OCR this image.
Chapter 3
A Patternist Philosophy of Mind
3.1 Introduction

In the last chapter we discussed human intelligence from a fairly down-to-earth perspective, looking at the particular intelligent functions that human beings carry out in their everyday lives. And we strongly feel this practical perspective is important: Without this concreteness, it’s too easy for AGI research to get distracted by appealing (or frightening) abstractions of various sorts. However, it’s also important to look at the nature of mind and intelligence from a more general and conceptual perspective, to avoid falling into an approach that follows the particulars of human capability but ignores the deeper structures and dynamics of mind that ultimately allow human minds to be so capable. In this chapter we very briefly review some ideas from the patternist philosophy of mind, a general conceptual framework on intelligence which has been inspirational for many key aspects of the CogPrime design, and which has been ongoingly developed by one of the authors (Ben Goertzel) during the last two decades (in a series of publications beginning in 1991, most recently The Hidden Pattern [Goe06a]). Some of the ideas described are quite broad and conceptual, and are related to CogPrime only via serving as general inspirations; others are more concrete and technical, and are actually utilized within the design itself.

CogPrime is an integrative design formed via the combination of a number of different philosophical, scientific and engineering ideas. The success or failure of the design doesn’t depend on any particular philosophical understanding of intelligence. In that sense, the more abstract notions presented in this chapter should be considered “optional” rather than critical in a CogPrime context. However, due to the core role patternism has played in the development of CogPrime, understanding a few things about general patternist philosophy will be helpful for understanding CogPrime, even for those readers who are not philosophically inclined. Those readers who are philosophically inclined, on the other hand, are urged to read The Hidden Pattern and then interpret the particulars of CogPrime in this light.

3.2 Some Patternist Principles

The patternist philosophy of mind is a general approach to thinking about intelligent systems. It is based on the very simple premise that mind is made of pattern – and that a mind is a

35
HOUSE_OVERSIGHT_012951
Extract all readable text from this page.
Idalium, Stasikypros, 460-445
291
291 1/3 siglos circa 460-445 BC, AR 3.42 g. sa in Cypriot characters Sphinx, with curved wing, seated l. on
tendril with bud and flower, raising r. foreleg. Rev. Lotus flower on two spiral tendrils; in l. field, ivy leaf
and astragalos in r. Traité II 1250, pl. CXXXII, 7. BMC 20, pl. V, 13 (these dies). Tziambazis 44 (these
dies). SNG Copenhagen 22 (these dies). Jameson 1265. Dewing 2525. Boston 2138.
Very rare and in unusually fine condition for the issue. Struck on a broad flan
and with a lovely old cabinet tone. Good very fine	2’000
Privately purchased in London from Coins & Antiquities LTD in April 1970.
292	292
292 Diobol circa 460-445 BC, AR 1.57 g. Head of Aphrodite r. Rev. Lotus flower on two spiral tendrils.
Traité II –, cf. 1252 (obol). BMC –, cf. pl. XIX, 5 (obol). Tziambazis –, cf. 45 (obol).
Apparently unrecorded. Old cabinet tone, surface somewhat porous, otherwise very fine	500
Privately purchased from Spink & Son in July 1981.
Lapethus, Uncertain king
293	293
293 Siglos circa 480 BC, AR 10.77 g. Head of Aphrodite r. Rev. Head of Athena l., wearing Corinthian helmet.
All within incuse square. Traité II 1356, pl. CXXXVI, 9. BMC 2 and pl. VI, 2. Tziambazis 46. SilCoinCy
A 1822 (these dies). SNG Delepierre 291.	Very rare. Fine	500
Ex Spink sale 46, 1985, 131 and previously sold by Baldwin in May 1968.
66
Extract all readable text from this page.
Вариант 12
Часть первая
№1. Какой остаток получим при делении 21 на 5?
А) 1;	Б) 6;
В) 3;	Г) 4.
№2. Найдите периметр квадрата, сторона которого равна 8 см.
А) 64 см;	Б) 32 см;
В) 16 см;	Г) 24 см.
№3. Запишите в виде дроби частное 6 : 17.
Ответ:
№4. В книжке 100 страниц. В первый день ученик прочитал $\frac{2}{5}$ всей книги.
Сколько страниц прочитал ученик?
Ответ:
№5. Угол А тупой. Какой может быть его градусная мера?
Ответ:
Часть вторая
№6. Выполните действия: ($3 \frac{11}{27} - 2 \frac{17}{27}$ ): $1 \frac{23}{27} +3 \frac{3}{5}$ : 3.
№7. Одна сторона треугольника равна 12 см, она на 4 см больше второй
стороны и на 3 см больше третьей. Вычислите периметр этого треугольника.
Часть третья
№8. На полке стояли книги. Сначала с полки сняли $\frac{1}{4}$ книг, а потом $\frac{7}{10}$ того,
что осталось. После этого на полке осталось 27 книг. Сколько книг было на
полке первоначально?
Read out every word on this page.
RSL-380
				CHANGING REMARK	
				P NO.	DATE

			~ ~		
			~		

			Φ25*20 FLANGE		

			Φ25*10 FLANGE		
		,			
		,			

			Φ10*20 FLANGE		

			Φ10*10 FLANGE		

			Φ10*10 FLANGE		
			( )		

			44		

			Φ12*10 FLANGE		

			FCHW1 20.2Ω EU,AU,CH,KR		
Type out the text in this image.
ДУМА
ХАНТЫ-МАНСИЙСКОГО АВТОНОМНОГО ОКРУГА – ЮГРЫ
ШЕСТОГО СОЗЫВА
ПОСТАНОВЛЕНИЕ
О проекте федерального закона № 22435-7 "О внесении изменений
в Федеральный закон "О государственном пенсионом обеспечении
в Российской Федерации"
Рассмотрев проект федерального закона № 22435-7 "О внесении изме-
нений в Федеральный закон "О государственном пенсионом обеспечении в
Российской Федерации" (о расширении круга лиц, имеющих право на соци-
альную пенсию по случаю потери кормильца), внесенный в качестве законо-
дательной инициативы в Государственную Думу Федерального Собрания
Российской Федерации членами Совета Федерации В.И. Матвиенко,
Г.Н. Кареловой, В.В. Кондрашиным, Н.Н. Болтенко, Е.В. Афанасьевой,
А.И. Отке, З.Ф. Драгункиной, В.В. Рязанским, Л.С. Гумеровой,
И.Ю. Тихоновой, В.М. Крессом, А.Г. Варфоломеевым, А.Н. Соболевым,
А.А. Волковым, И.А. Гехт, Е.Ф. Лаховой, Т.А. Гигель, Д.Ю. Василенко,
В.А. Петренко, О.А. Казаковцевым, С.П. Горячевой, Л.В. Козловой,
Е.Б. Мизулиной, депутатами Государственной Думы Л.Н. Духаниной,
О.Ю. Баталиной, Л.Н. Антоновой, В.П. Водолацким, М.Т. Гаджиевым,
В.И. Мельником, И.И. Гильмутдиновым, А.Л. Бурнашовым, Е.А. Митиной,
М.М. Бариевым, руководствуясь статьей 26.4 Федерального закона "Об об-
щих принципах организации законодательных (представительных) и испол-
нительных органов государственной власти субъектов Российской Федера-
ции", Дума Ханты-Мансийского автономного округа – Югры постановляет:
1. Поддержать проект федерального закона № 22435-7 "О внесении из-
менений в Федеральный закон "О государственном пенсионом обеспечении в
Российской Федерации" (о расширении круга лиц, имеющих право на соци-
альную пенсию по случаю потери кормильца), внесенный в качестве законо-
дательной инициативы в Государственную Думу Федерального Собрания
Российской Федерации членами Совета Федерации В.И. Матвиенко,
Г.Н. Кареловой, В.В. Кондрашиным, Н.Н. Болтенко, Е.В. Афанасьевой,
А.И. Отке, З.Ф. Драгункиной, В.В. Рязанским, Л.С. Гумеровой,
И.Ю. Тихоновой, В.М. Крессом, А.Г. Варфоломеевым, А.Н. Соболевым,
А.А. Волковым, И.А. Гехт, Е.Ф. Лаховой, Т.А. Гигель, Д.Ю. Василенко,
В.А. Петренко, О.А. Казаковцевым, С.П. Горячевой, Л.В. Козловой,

....

WHAT NEEDS TO BE DONE: Extract each line of the listing above, copying it word for word.

THE COMPLETED TASK:
OCR this image.
Chapter 3
A Patternist Philosophy of Mind
3.1 Introduction

In the last chapter we discussed human intelligence from a fairly down-to-earth perspective, looking at the particular intelligent functions that human beings carry out in their everyday lives. And we strongly feel this practical perspective is important: Without this concreteness, it’s too easy for AGI research to get distracted by appealing (or frightening) abstractions of various sorts. However, it’s also important to look at the nature of mind and intelligence from a more general and conceptual perspective, to avoid falling into an approach that follows the particulars of human capability but ignores the deeper structures and dynamics of mind that ultimately allow human minds to be so capable. In this chapter we very briefly review some ideas from the patternist philosophy of mind, a general conceptual framework on intelligence which has been inspirational for many key aspects of the CogPrime design, and which has been ongoingly developed by one of the authors (Ben Goertzel) during the last two decades (in a series of publications beginning in 1991, most recently The Hidden Pattern [Goe06a]). Some of the ideas described are quite broad and conceptual, and are related to CogPrime only via serving as general inspirations; others are more concrete and technical, and are actually utilized within the design itself.

CogPrime is an integrative design formed via the combination of a number of different philosophical, scientific and engineering ideas. The success or failure of the design doesn’t depend on any particular philosophical understanding of intelligence. In that sense, the more abstract notions presented in this chapter should be considered “optional” rather than critical in a CogPrime context. However, due to the core role patternism has played in the development of CogPrime, understanding a few things about general patternist philosophy will be helpful for understanding CogPrime, even for those readers who are not philosophically inclined. Those readers who are philosophically inclined, on the other hand, are urged to read The Hidden Pattern and then interpret the particulars of CogPrime in this light.

3.2 Some Patternist Principles

The patternist philosophy of mind is a general approach to thinking about intelligent systems. It is based on the very simple premise that mind is made of pattern – and that a mind is a

35
HOUSE_OVERSIGHT_012951
Extract all readable text from this page.
Idalium, Stasikypros, 460-445
291
291 1/3 siglos circa 460-445 BC, AR 3.42 g. sa in Cypriot characters Sphinx, with curved wing, seated l. on
tendril with bud and flower, raising r. foreleg. Rev. Lotus flower on two spiral tendrils; in l. field, ivy leaf
and astragalos in r. Traité II 1250, pl. CXXXII, 7. BMC 20, pl. V, 13 (these dies). Tziambazis 44 (these
dies). SNG Copenhagen 22 (these dies). Jameson 1265. Dewing 2525. Boston 2138.
Very rare and in unusually fine condition for the issue. Struck on a broad flan
and with a lovely old cabinet tone. Good very fine	2’000
Privately purchased in London from Coins & Antiquities LTD in April 1970.
292	292
292 Diobol circa 460-445 BC, AR 1.57 g. Head of Aphrodite r. Rev. Lotus flower on two spiral tendrils.
Traité II –, cf. 1252 (obol). BMC –, cf. pl. XIX, 5 (obol). Tziambazis –, cf. 45 (obol).
Apparently unrecorded. Old cabinet tone, surface somewhat porous, otherwise very fine	500
Privately purchased from Spink & Son in July 1981.
Lapethus, Uncertain king
293	293
293 Siglos circa 480 BC, AR 10.77 g. Head of Aphrodite r. Rev. Head of Athena l., wearing Corinthian helmet.
All within incuse square. Traité II 1356, pl. CXXXVI, 9. BMC 2 and pl. VI, 2. Tziambazis 46. SilCoinCy
A 1822 (these dies). SNG Delepierre 291.	Very rare. Fine	500
Ex Spink sale 46, 1985, 131 and previously sold by Baldwin in May 1968.
66
Extract all readable text from this page.
Вариант 12
Часть первая
№1. Какой остаток получим при делении 21 на 5?
А) 1;	Б) 6;
В) 3;	Г) 4.
№2. Найдите периметр квадрата, сторона которого равна 8 см.
А) 64 см;	Б) 32 см;
В) 16 см;	Г) 24 см.
№3. Запишите в виде дроби частное 6 : 17.
Ответ:
№4. В книжке 100 страниц. В первый день ученик прочитал $\frac{2}{5}$ всей книги.
Сколько страниц прочитал ученик?
Ответ:
№5. Угол А тупой. Какой может быть его градусная мера?
Ответ:
Часть вторая
№6. Выполните действия: ($3 \frac{11}{27} - 2 \frac{17}{27}$ ): $1 \frac{23}{27} +3 \frac{3}{5}$ : 3.
№7. Одна сторона треугольника равна 12 см, она на 4 см больше второй
стороны и на 3 см больше третьей. Вычислите периметр этого треугольника.
Часть третья
№8. На полке стояли книги. Сначала с полки сняли $\frac{1}{4}$ книг, а потом $\frac{7}{10}$ того,
что осталось. После этого на полке осталось 27 книг. Сколько книг было на
полке первоначально?
Read out every word on this page.
RSL-380
				CHANGING REMARK	
				P NO.	DATE

			~ ~		
			~		

			Φ25*20 FLANGE		

			Φ25*10 FLANGE		
		,			
		,			

			Φ10*20 FLANGE		

			Φ10*10 FLANGE		

			Φ10*10 FLANGE		
			( )		

			44		

			Φ12*10 FLANGE		

			FCHW1 20.2Ω EU,AU,CH,KR		
Type out the text in this image.
ДУМА
ХАНТЫ-МАНСИЙСКОГО АВТОНОМНОГО ОКРУГА – ЮГРЫ
ШЕСТОГО СОЗЫВА
ПОСТАНОВЛЕНИЕ
О проекте федерального закона № 22435-7 "О внесении изменений
в Федеральный закон "О государственном пенсионом обеспечении
в Российской Федерации"
Рассмотрев проект федерального закона № 22435-7 "О внесении изме-
нений в Федеральный закон "О государственном пенсионом обеспечении в
Российской Федерации" (о расширении круга лиц, имеющих право на соци-
альную пенсию по случаю потери кормильца), внесенный в качестве законо-
дательной инициативы в Государственную Думу Федерального Собрания
Российской Федерации членами Совета Федерации В.И. Матвиенко,
Г.Н. Кареловой, В.В. Кондрашиным, Н.Н. Болтенко, Е.В. Афанасьевой,
А.И. Отке, З.Ф. Драгункиной, В.В. Рязанским, Л.С. Гумеровой,
И.Ю. Тихоновой, В.М. Крессом, А.Г. Варфоломеевым, А.Н. Соболевым,
А.А. Волковым, И.А. Гехт, Е.Ф. Лаховой, Т.А. Гигель, Д.Ю. Василенко,
В.А. Петренко, О.А. Казаковцевым, С.П. Горячевой, Л.В. Козловой,
Е.Б. Мизулиной, депутатами Государственной Думы Л.Н. Духаниной,
О.Ю. Баталиной, Л.Н. Антоновой, В.П. Водолацким, М.Т. Гаджиевым,
В.И. Мельником, И.И. Гильмутдиновым, А.Л. Бурнашовым, Е.А. Митиной,
М.М. Бариевым, руководствуясь статьей 26.4 Федерального закона "Об об-
щих принципах организации законодательных (представительных) и испол-
нительных органов государственной власти субъектов Российской Федера-
ции", Дума Ханты-Мансийского автономного округа – Югры постановляет:
1. Поддержать проект федерального закона № 22435-7 "О внесении из-
менений в Федеральный закон "О государственном пенсионом обеспечении в
Российской Федерации" (о расширении круга лиц, имеющих право на соци-
альную пенсию по случаю потери кормильца), внесенный в качестве законо-
дательной инициативы в Государственную Думу Федерального Собрания
Российской Федерации членами Совета Федерации В.И. Матвиенко,
Г.Н. Кареловой, В.В. Кондрашиным, Н.Н. Болтенко, Е.В. Афанасьевой,
А.И. Отке, З.Ф. Драгункиной, В.В. Рязанским, Л.С. Гумеровой,
И.Ю. Тихоновой, В.М. Крессом, А.Г. Варфоломеевым, А.Н. Соболевым,
А.А. Волковым, И.А. Гехт, Е.Ф. Лаховой, Т.А. Гигель, Д.Ю. Василенко,
В.А. Петренко, О.А. Казаковцевым, С.П. Горячевой, Л.В. Козловой,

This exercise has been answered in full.